▶ [EXERCISE PROMPT] From the entries provided below, copy each line that contains the word "ffffff".

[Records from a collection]
_____

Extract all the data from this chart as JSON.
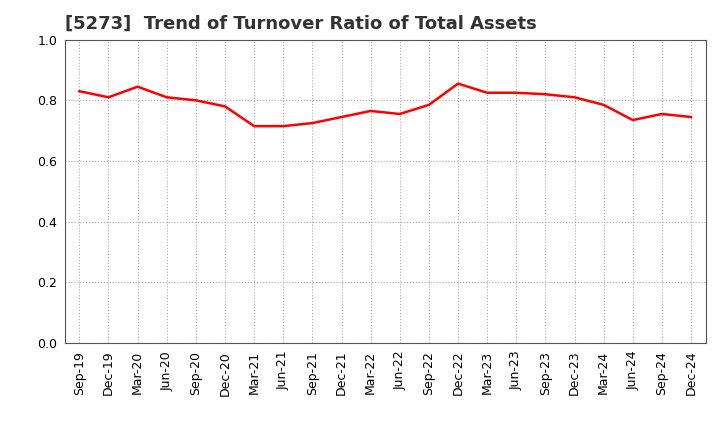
{
  "title": "[5273]  Trend of Turnover Ratio of Total Assets",
  "x_labels": [
    "Sep-19",
    "Dec-19",
    "Mar-20",
    "Jun-20",
    "Sep-20",
    "Dec-20",
    "Mar-21",
    "Jun-21",
    "Sep-21",
    "Dec-21",
    "Mar-22",
    "Jun-22",
    "Sep-22",
    "Dec-22",
    "Mar-23",
    "Jun-23",
    "Sep-23",
    "Dec-23",
    "Mar-24",
    "Jun-24",
    "Sep-24",
    "Dec-24"
  ],
  "y_values": [
    0.83,
    0.81,
    0.845,
    0.81,
    0.8,
    0.78,
    0.715,
    0.715,
    0.725,
    0.745,
    0.765,
    0.755,
    0.785,
    0.855,
    0.825,
    0.825,
    0.82,
    0.81,
    0.785,
    0.735,
    0.755,
    0.745
  ],
  "line_color": "#FF0000",
  "line_width": 1.8,
  "ylim": [
    0.0,
    1.0
  ],
  "yticks": [
    0.0,
    0.2,
    0.4,
    0.6,
    0.8,
    1.0
  ],
  "grid_color": "#aaaaaa",
  "grid_linestyle": "dotted",
  "bg_color": "#ffffff",
  "plot_bg_color": "#ffffff",
  "title_fontsize": 13,
  "tick_fontsize": 9,
  "title_color": "#333333"
}
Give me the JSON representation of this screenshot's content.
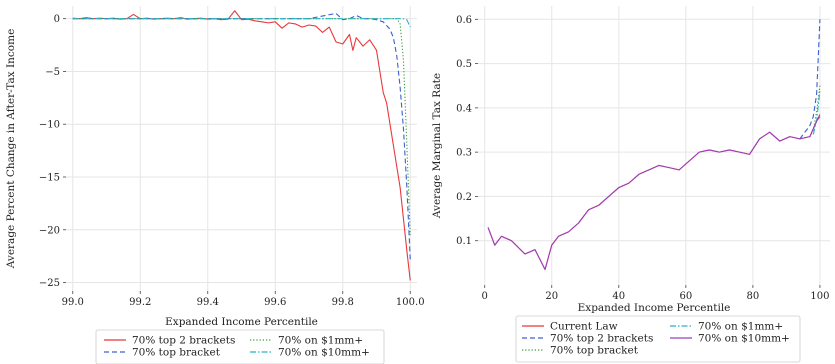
{
  "chart_data": [
    {
      "type": "line",
      "xlabel": "Expanded Income Percentile",
      "ylabel": "Average Percent Change in After-Tax Income",
      "xlim": [
        98.98,
        100.02
      ],
      "ylim": [
        -25.8,
        1.2
      ],
      "xticks": [
        "99.0",
        "99.2",
        "99.4",
        "99.6",
        "99.8",
        "100.0"
      ],
      "yticks": [
        "0",
        "−5",
        "−10",
        "−15",
        "−20",
        "−25"
      ],
      "grid": true,
      "legend_placement": "below",
      "series": [
        {
          "name": "70% top 2 brackets",
          "color": "#e8383b",
          "dash": "solid",
          "points": [
            [
              99.0,
              0.05
            ],
            [
              99.02,
              0.0
            ],
            [
              99.04,
              0.1
            ],
            [
              99.06,
              0.0
            ],
            [
              99.08,
              0.05
            ],
            [
              99.1,
              0.0
            ],
            [
              99.12,
              0.05
            ],
            [
              99.14,
              -0.05
            ],
            [
              99.16,
              0.0
            ],
            [
              99.18,
              0.4
            ],
            [
              99.2,
              0.0
            ],
            [
              99.22,
              0.05
            ],
            [
              99.24,
              -0.05
            ],
            [
              99.26,
              0.0
            ],
            [
              99.28,
              0.05
            ],
            [
              99.3,
              0.0
            ],
            [
              99.32,
              0.1
            ],
            [
              99.34,
              -0.05
            ],
            [
              99.36,
              0.0
            ],
            [
              99.38,
              0.05
            ],
            [
              99.4,
              -0.05
            ],
            [
              99.42,
              0.0
            ],
            [
              99.44,
              -0.1
            ],
            [
              99.46,
              -0.05
            ],
            [
              99.48,
              0.75
            ],
            [
              99.5,
              -0.1
            ],
            [
              99.52,
              -0.05
            ],
            [
              99.54,
              -0.2
            ],
            [
              99.56,
              -0.3
            ],
            [
              99.58,
              -0.4
            ],
            [
              99.6,
              -0.3
            ],
            [
              99.62,
              -0.9
            ],
            [
              99.64,
              -0.4
            ],
            [
              99.66,
              -0.5
            ],
            [
              99.68,
              -0.8
            ],
            [
              99.7,
              -0.6
            ],
            [
              99.72,
              -0.7
            ],
            [
              99.74,
              -1.3
            ],
            [
              99.76,
              -0.8
            ],
            [
              99.78,
              -2.2
            ],
            [
              99.8,
              -2.4
            ],
            [
              99.82,
              -1.5
            ],
            [
              99.83,
              -3.0
            ],
            [
              99.84,
              -1.8
            ],
            [
              99.86,
              -2.6
            ],
            [
              99.88,
              -2.0
            ],
            [
              99.9,
              -3.0
            ],
            [
              99.91,
              -5.0
            ],
            [
              99.92,
              -7.0
            ],
            [
              99.93,
              -8.0
            ],
            [
              99.94,
              -10.0
            ],
            [
              99.95,
              -12.0
            ],
            [
              99.96,
              -14.0
            ],
            [
              99.97,
              -16.0
            ],
            [
              99.98,
              -19.0
            ],
            [
              99.99,
              -22.0
            ],
            [
              100.0,
              -24.8
            ]
          ]
        },
        {
          "name": "70% top bracket",
          "color": "#3a5fd6",
          "dash": "dashed",
          "points": [
            [
              99.0,
              0.0
            ],
            [
              99.1,
              0.0
            ],
            [
              99.2,
              0.0
            ],
            [
              99.3,
              0.0
            ],
            [
              99.4,
              0.0
            ],
            [
              99.5,
              0.0
            ],
            [
              99.6,
              0.0
            ],
            [
              99.7,
              0.0
            ],
            [
              99.78,
              0.5
            ],
            [
              99.8,
              -0.1
            ],
            [
              99.82,
              0.0
            ],
            [
              99.84,
              0.3
            ],
            [
              99.86,
              0.0
            ],
            [
              99.88,
              0.0
            ],
            [
              99.9,
              -0.1
            ],
            [
              99.92,
              -0.3
            ],
            [
              99.94,
              -1.0
            ],
            [
              99.95,
              -1.8
            ],
            [
              99.96,
              -3.5
            ],
            [
              99.97,
              -6.5
            ],
            [
              99.98,
              -10.5
            ],
            [
              99.99,
              -16.0
            ],
            [
              100.0,
              -22.8
            ]
          ]
        },
        {
          "name": "70% on $1mm+",
          "color": "#3a9a3a",
          "dash": "dotted",
          "points": [
            [
              99.0,
              0.0
            ],
            [
              99.2,
              0.0
            ],
            [
              99.4,
              0.0
            ],
            [
              99.6,
              0.0
            ],
            [
              99.8,
              0.0
            ],
            [
              99.9,
              0.0
            ],
            [
              99.96,
              0.0
            ],
            [
              99.97,
              -0.5
            ],
            [
              99.98,
              -4.0
            ],
            [
              99.99,
              -12.0
            ],
            [
              100.0,
              -20.5
            ]
          ]
        },
        {
          "name": "70% on $10mm+",
          "color": "#2bb5c4",
          "dash": "dashdot",
          "points": [
            [
              99.0,
              0.0
            ],
            [
              99.2,
              0.0
            ],
            [
              99.4,
              0.0
            ],
            [
              99.6,
              0.0
            ],
            [
              99.8,
              0.0
            ],
            [
              99.9,
              0.0
            ],
            [
              99.98,
              0.0
            ],
            [
              99.99,
              -0.1
            ],
            [
              100.0,
              -0.8
            ]
          ]
        }
      ]
    },
    {
      "type": "line",
      "xlabel": "Expanded Income Percentile",
      "ylabel": "Average Marginal Tax Rate",
      "xlim": [
        -2,
        103
      ],
      "ylim": [
        0.0,
        0.63
      ],
      "xticks": [
        "0",
        "20",
        "40",
        "60",
        "80",
        "100"
      ],
      "yticks": [
        "0.1",
        "0.2",
        "0.3",
        "0.4",
        "0.5",
        "0.6"
      ],
      "grid": true,
      "legend_placement": "below",
      "series": [
        {
          "name": "Current Law",
          "color": "#e8383b",
          "dash": "solid",
          "points": [
            [
              1,
              0.13
            ],
            [
              3,
              0.09
            ],
            [
              5,
              0.11
            ],
            [
              8,
              0.1
            ],
            [
              12,
              0.07
            ],
            [
              15,
              0.08
            ],
            [
              18,
              0.035
            ],
            [
              20,
              0.09
            ],
            [
              22,
              0.11
            ],
            [
              25,
              0.12
            ],
            [
              28,
              0.14
            ],
            [
              31,
              0.17
            ],
            [
              34,
              0.18
            ],
            [
              37,
              0.2
            ],
            [
              40,
              0.22
            ],
            [
              43,
              0.23
            ],
            [
              46,
              0.25
            ],
            [
              49,
              0.26
            ],
            [
              52,
              0.27
            ],
            [
              55,
              0.265
            ],
            [
              58,
              0.26
            ],
            [
              61,
              0.28
            ],
            [
              64,
              0.3
            ],
            [
              67,
              0.305
            ],
            [
              70,
              0.3
            ],
            [
              73,
              0.305
            ],
            [
              76,
              0.3
            ],
            [
              79,
              0.295
            ],
            [
              82,
              0.33
            ],
            [
              85,
              0.345
            ],
            [
              88,
              0.325
            ],
            [
              91,
              0.335
            ],
            [
              94,
              0.33
            ],
            [
              97,
              0.335
            ],
            [
              99,
              0.37
            ],
            [
              100,
              0.38
            ]
          ]
        },
        {
          "name": "70% top 2 brackets",
          "color": "#3a5fd6",
          "dash": "dashed",
          "points": [
            [
              94,
              0.33
            ],
            [
              95,
              0.34
            ],
            [
              96,
              0.35
            ],
            [
              97,
              0.36
            ],
            [
              98,
              0.38
            ],
            [
              99,
              0.43
            ],
            [
              100,
              0.6
            ]
          ]
        },
        {
          "name": "70% top bracket",
          "color": "#3a9a3a",
          "dash": "dotted",
          "points": [
            [
              97,
              0.335
            ],
            [
              98,
              0.35
            ],
            [
              99,
              0.39
            ],
            [
              100,
              0.45
            ]
          ]
        },
        {
          "name": "70% on $1mm+",
          "color": "#2bb5c4",
          "dash": "dashdot",
          "points": [
            [
              98,
              0.34
            ],
            [
              99,
              0.37
            ],
            [
              100,
              0.44
            ]
          ]
        },
        {
          "name": "70% on $10mm+",
          "color": "#9b3fbf",
          "dash": "solid",
          "points": [
            [
              1,
              0.13
            ],
            [
              3,
              0.09
            ],
            [
              5,
              0.11
            ],
            [
              8,
              0.1
            ],
            [
              12,
              0.07
            ],
            [
              15,
              0.08
            ],
            [
              18,
              0.035
            ],
            [
              20,
              0.09
            ],
            [
              22,
              0.11
            ],
            [
              25,
              0.12
            ],
            [
              28,
              0.14
            ],
            [
              31,
              0.17
            ],
            [
              34,
              0.18
            ],
            [
              37,
              0.2
            ],
            [
              40,
              0.22
            ],
            [
              43,
              0.23
            ],
            [
              46,
              0.25
            ],
            [
              49,
              0.26
            ],
            [
              52,
              0.27
            ],
            [
              55,
              0.265
            ],
            [
              58,
              0.26
            ],
            [
              61,
              0.28
            ],
            [
              64,
              0.3
            ],
            [
              67,
              0.305
            ],
            [
              70,
              0.3
            ],
            [
              73,
              0.305
            ],
            [
              76,
              0.3
            ],
            [
              79,
              0.295
            ],
            [
              82,
              0.33
            ],
            [
              85,
              0.345
            ],
            [
              88,
              0.325
            ],
            [
              91,
              0.335
            ],
            [
              94,
              0.33
            ],
            [
              97,
              0.335
            ],
            [
              99,
              0.37
            ],
            [
              100,
              0.385
            ]
          ]
        }
      ]
    }
  ]
}
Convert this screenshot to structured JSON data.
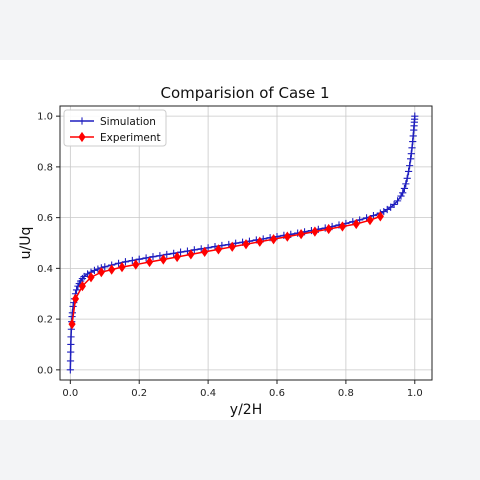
{
  "chart_data": {
    "type": "line",
    "title": "Comparision of Case 1",
    "xlabel": "y/2H",
    "ylabel": "u/Uq",
    "xlim": [
      -0.03,
      1.05
    ],
    "ylim": [
      -0.04,
      1.04
    ],
    "xticks": [
      0.0,
      0.2,
      0.4,
      0.6,
      0.8,
      1.0
    ],
    "yticks": [
      0.0,
      0.2,
      0.4,
      0.6,
      0.8,
      1.0
    ],
    "xtick_labels": [
      "0.0",
      "0.2",
      "0.4",
      "0.6",
      "0.8",
      "1.0"
    ],
    "ytick_labels": [
      "0.0",
      "0.2",
      "0.4",
      "0.6",
      "0.8",
      "1.0"
    ],
    "grid": true,
    "legend_position": "top-left",
    "series": [
      {
        "name": "Simulation",
        "color": "#1f1fbf",
        "marker": "plus",
        "x": [
          0.0,
          0.0005,
          0.001,
          0.0015,
          0.002,
          0.003,
          0.004,
          0.005,
          0.006,
          0.008,
          0.01,
          0.012,
          0.015,
          0.018,
          0.022,
          0.026,
          0.03,
          0.035,
          0.04,
          0.05,
          0.06,
          0.07,
          0.08,
          0.09,
          0.1,
          0.12,
          0.14,
          0.16,
          0.18,
          0.2,
          0.22,
          0.24,
          0.26,
          0.28,
          0.3,
          0.32,
          0.34,
          0.36,
          0.38,
          0.4,
          0.42,
          0.44,
          0.46,
          0.48,
          0.5,
          0.52,
          0.54,
          0.56,
          0.58,
          0.6,
          0.62,
          0.64,
          0.66,
          0.68,
          0.7,
          0.72,
          0.74,
          0.76,
          0.78,
          0.8,
          0.82,
          0.84,
          0.86,
          0.88,
          0.9,
          0.91,
          0.92,
          0.93,
          0.94,
          0.95,
          0.96,
          0.965,
          0.97,
          0.974,
          0.978,
          0.982,
          0.985,
          0.988,
          0.99,
          0.992,
          0.994,
          0.9955,
          0.997,
          0.998,
          0.9988,
          0.9995,
          1.0
        ],
        "y": [
          0.0,
          0.035,
          0.07,
          0.1,
          0.13,
          0.16,
          0.19,
          0.21,
          0.225,
          0.25,
          0.265,
          0.28,
          0.3,
          0.315,
          0.33,
          0.34,
          0.35,
          0.36,
          0.368,
          0.378,
          0.385,
          0.392,
          0.397,
          0.402,
          0.406,
          0.413,
          0.42,
          0.426,
          0.431,
          0.436,
          0.441,
          0.446,
          0.45,
          0.455,
          0.459,
          0.464,
          0.468,
          0.473,
          0.477,
          0.481,
          0.486,
          0.49,
          0.494,
          0.499,
          0.503,
          0.507,
          0.512,
          0.516,
          0.521,
          0.525,
          0.53,
          0.534,
          0.539,
          0.544,
          0.549,
          0.554,
          0.559,
          0.565,
          0.571,
          0.577,
          0.584,
          0.591,
          0.599,
          0.608,
          0.618,
          0.624,
          0.632,
          0.641,
          0.652,
          0.666,
          0.685,
          0.698,
          0.715,
          0.733,
          0.755,
          0.782,
          0.805,
          0.832,
          0.852,
          0.875,
          0.9,
          0.922,
          0.945,
          0.962,
          0.976,
          0.988,
          1.0
        ]
      },
      {
        "name": "Experiment",
        "color": "#ff0000",
        "marker": "diamond",
        "x": [
          0.005,
          0.015,
          0.035,
          0.06,
          0.09,
          0.12,
          0.15,
          0.19,
          0.23,
          0.27,
          0.31,
          0.35,
          0.39,
          0.43,
          0.47,
          0.51,
          0.55,
          0.59,
          0.63,
          0.67,
          0.71,
          0.75,
          0.79,
          0.83,
          0.87,
          0.9
        ],
        "y": [
          0.18,
          0.28,
          0.33,
          0.365,
          0.385,
          0.395,
          0.405,
          0.415,
          0.425,
          0.435,
          0.445,
          0.455,
          0.465,
          0.475,
          0.485,
          0.495,
          0.505,
          0.515,
          0.525,
          0.535,
          0.545,
          0.555,
          0.565,
          0.575,
          0.59,
          0.605
        ]
      }
    ]
  }
}
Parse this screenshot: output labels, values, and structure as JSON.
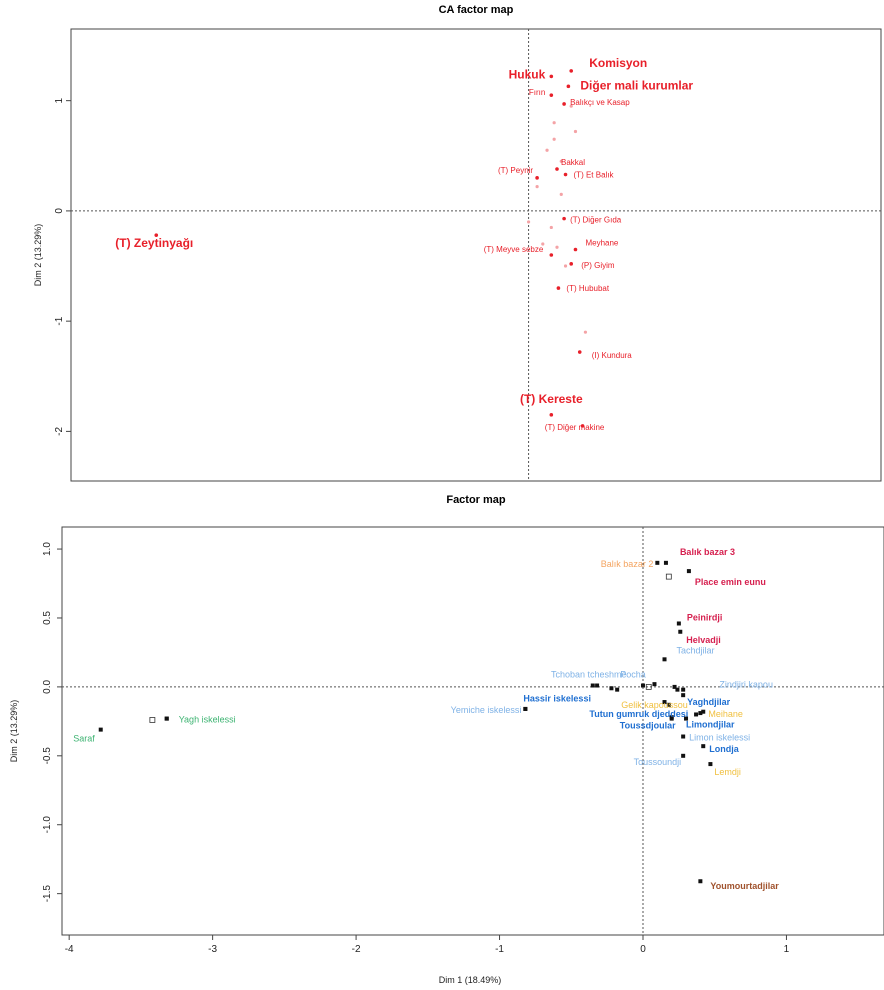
{
  "chart_data": [
    {
      "type": "scatter",
      "title": "CA factor map",
      "xlabel": "",
      "ylabel": "Dim 2 (13.29%)",
      "xlim": [
        -4.1,
        1.6
      ],
      "ylim": [
        -2.45,
        1.65
      ],
      "y_ticks": [
        1,
        0,
        -1,
        -2
      ],
      "y_tick_labels": [
        "1",
        "0",
        "-1",
        "-2"
      ],
      "color": "#e8202a",
      "faint_points": [
        {
          "x": -0.7,
          "y": 0.8
        },
        {
          "x": -0.55,
          "y": 0.72
        },
        {
          "x": -0.7,
          "y": 0.65
        },
        {
          "x": -0.75,
          "y": 0.55
        },
        {
          "x": -0.65,
          "y": 0.45
        },
        {
          "x": -0.82,
          "y": 0.22
        },
        {
          "x": -0.65,
          "y": 0.15
        },
        {
          "x": -0.72,
          "y": -0.15
        },
        {
          "x": -0.78,
          "y": -0.3
        },
        {
          "x": -0.68,
          "y": -0.33
        },
        {
          "x": -0.62,
          "y": -0.5
        },
        {
          "x": -0.48,
          "y": -1.1
        },
        {
          "x": -0.88,
          "y": -0.1
        },
        {
          "x": -0.58,
          "y": 0.95
        }
      ],
      "points": [
        {
          "label": "Komisyon",
          "x": -0.58,
          "y": 1.27,
          "bold": true
        },
        {
          "label": "Hukuk",
          "x": -0.72,
          "y": 1.22,
          "bold": true
        },
        {
          "label": "Diğer mali kurumlar",
          "x": -0.6,
          "y": 1.13,
          "bold": true
        },
        {
          "label": "Fırın",
          "x": -0.72,
          "y": 1.05,
          "bold": false
        },
        {
          "label": "Balıkçı ve Kasap",
          "x": -0.63,
          "y": 0.97,
          "bold": false
        },
        {
          "label": "Bakkal",
          "x": -0.68,
          "y": 0.38,
          "bold": false
        },
        {
          "label": "(T) Peynir",
          "x": -0.82,
          "y": 0.3,
          "bold": false
        },
        {
          "label": "(T) Et Balık",
          "x": -0.62,
          "y": 0.33,
          "bold": false
        },
        {
          "label": "(T) Diğer Gıda",
          "x": -0.63,
          "y": -0.07,
          "bold": false
        },
        {
          "label": "(T) Zeytinyağı",
          "x": -3.5,
          "y": -0.22,
          "bold": true
        },
        {
          "label": "Meyhane",
          "x": -0.55,
          "y": -0.35,
          "bold": false
        },
        {
          "label": "(T) Meyve sebze",
          "x": -0.72,
          "y": -0.4,
          "bold": false
        },
        {
          "label": "(P) Giyim",
          "x": -0.58,
          "y": -0.48,
          "bold": false
        },
        {
          "label": "(T) Hububat",
          "x": -0.67,
          "y": -0.7,
          "bold": false
        },
        {
          "label": "(I) Kundura",
          "x": -0.52,
          "y": -1.28,
          "bold": false
        },
        {
          "label": "(T) Kereste",
          "x": -0.72,
          "y": -1.85,
          "bold": true
        },
        {
          "label": "(T) Diğer makine",
          "x": -0.5,
          "y": -1.95,
          "bold": false
        }
      ]
    },
    {
      "type": "scatter",
      "title": "Factor map",
      "xlabel": "Dim 1 (18.49%)",
      "ylabel": "Dim 2 (13.29%)",
      "xlim": [
        -4.05,
        1.68
      ],
      "ylim": [
        -1.8,
        1.16
      ],
      "x_ticks": [
        -4,
        -3,
        -2,
        -1,
        0,
        1
      ],
      "x_tick_labels": [
        "-4",
        "-3",
        "-2",
        "-1",
        "0",
        "1"
      ],
      "y_ticks": [
        1.0,
        0.5,
        0.0,
        -0.5,
        -1.0,
        -1.5
      ],
      "y_tick_labels": [
        "1.0",
        "0.5",
        "0.0",
        "-0.5",
        "-1.0",
        "-1.5"
      ],
      "extra_points": [
        {
          "x": -3.32,
          "y": -0.23,
          "hollow": false
        },
        {
          "x": -0.82,
          "y": -0.16,
          "hollow": false
        },
        {
          "x": -0.32,
          "y": 0.01,
          "hollow": false
        },
        {
          "x": -0.22,
          "y": -0.01,
          "hollow": false
        },
        {
          "x": 0.08,
          "y": 0.02,
          "hollow": false
        },
        {
          "x": 0.2,
          "y": -0.22,
          "hollow": false
        },
        {
          "x": 0.22,
          "y": 0.0,
          "hollow": false
        },
        {
          "x": 0.28,
          "y": -0.02,
          "hollow": false
        },
        {
          "x": 0.37,
          "y": -0.2,
          "hollow": false
        },
        {
          "x": 0.42,
          "y": -0.18,
          "hollow": false
        },
        {
          "x": -3.42,
          "y": -0.24,
          "hollow": true
        },
        {
          "x": 0.18,
          "y": 0.8,
          "hollow": true
        },
        {
          "x": 0.04,
          "y": 0.0,
          "hollow": true
        }
      ],
      "points": [
        {
          "label": "Balık bazar 3",
          "x": 0.16,
          "y": 0.9,
          "color": "#d6204f",
          "bold": true
        },
        {
          "label": "Balık bazar 2",
          "x": 0.1,
          "y": 0.9,
          "color": "#f4a460",
          "bold": false
        },
        {
          "label": "Place emin eunu",
          "x": 0.32,
          "y": 0.84,
          "color": "#d6204f",
          "bold": true
        },
        {
          "label": "Peinirdji",
          "x": 0.25,
          "y": 0.46,
          "color": "#d6204f",
          "bold": true
        },
        {
          "label": "Helvadji",
          "x": 0.26,
          "y": 0.4,
          "color": "#d6204f",
          "bold": true
        },
        {
          "label": "Tachdjilar",
          "x": 0.15,
          "y": 0.2,
          "color": "#7fb2e6",
          "bold": false
        },
        {
          "label": "Tchoban tcheshme",
          "x": -0.35,
          "y": 0.01,
          "color": "#7fb2e6",
          "bold": false
        },
        {
          "label": "Pocha",
          "x": 0.0,
          "y": 0.01,
          "color": "#7fb2e6",
          "bold": false
        },
        {
          "label": "Zindjiri kapou",
          "x": 0.24,
          "y": -0.02,
          "color": "#7fb2e6",
          "bold": false
        },
        {
          "label": "Yaghdjilar",
          "x": 0.28,
          "y": -0.06,
          "color": "#1f6fd1",
          "bold": true
        },
        {
          "label": "Hassir iskelessi",
          "x": -0.18,
          "y": -0.02,
          "color": "#1f6fd1",
          "bold": true
        },
        {
          "label": "Tutun gumruk djeddesi",
          "x": 0.18,
          "y": -0.13,
          "color": "#1f6fd1",
          "bold": true
        },
        {
          "label": "Toussdjoular",
          "x": 0.2,
          "y": -0.23,
          "color": "#1f6fd1",
          "bold": true
        },
        {
          "label": "Yemiche iskelessi",
          "x": -0.82,
          "y": -0.16,
          "color": "#7fb2e6",
          "bold": false
        },
        {
          "label": "Gelik kapoussou",
          "x": 0.15,
          "y": -0.11,
          "color": "#f0c040",
          "bold": false
        },
        {
          "label": "Meihane",
          "x": 0.4,
          "y": -0.19,
          "color": "#f0c040",
          "bold": false
        },
        {
          "label": "Limondjilar",
          "x": 0.3,
          "y": -0.23,
          "color": "#1f6fd1",
          "bold": true
        },
        {
          "label": "Limon iskelessi",
          "x": 0.28,
          "y": -0.36,
          "color": "#7fb2e6",
          "bold": false
        },
        {
          "label": "Londja",
          "x": 0.42,
          "y": -0.43,
          "color": "#1f6fd1",
          "bold": true
        },
        {
          "label": "Toussoundji",
          "x": 0.28,
          "y": -0.5,
          "color": "#7fb2e6",
          "bold": false
        },
        {
          "label": "Lemdji",
          "x": 0.47,
          "y": -0.56,
          "color": "#f0c040",
          "bold": false
        },
        {
          "label": "Yagh iskelessi",
          "x": -3.32,
          "y": -0.23,
          "color": "#3cb371",
          "bold": false
        },
        {
          "label": "Saraf",
          "x": -3.78,
          "y": -0.31,
          "color": "#3cb371",
          "bold": false
        },
        {
          "label": "Youmourtadjilar",
          "x": 0.4,
          "y": -1.41,
          "color": "#a0522d",
          "bold": true
        }
      ]
    }
  ]
}
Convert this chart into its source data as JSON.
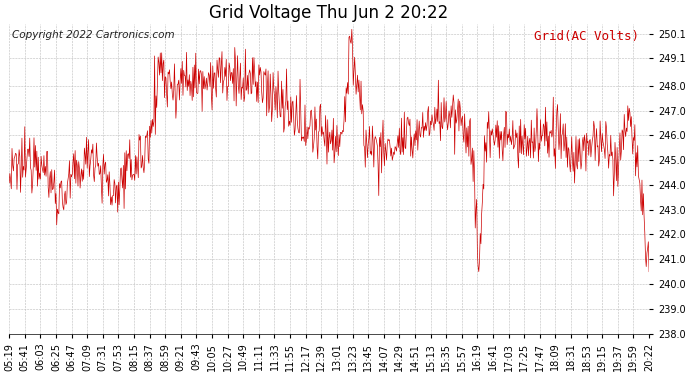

_____

▶ [TASK ANSWER]
  "bg_color": "#ffffff",
  "plot_bg_color": "#ffffff",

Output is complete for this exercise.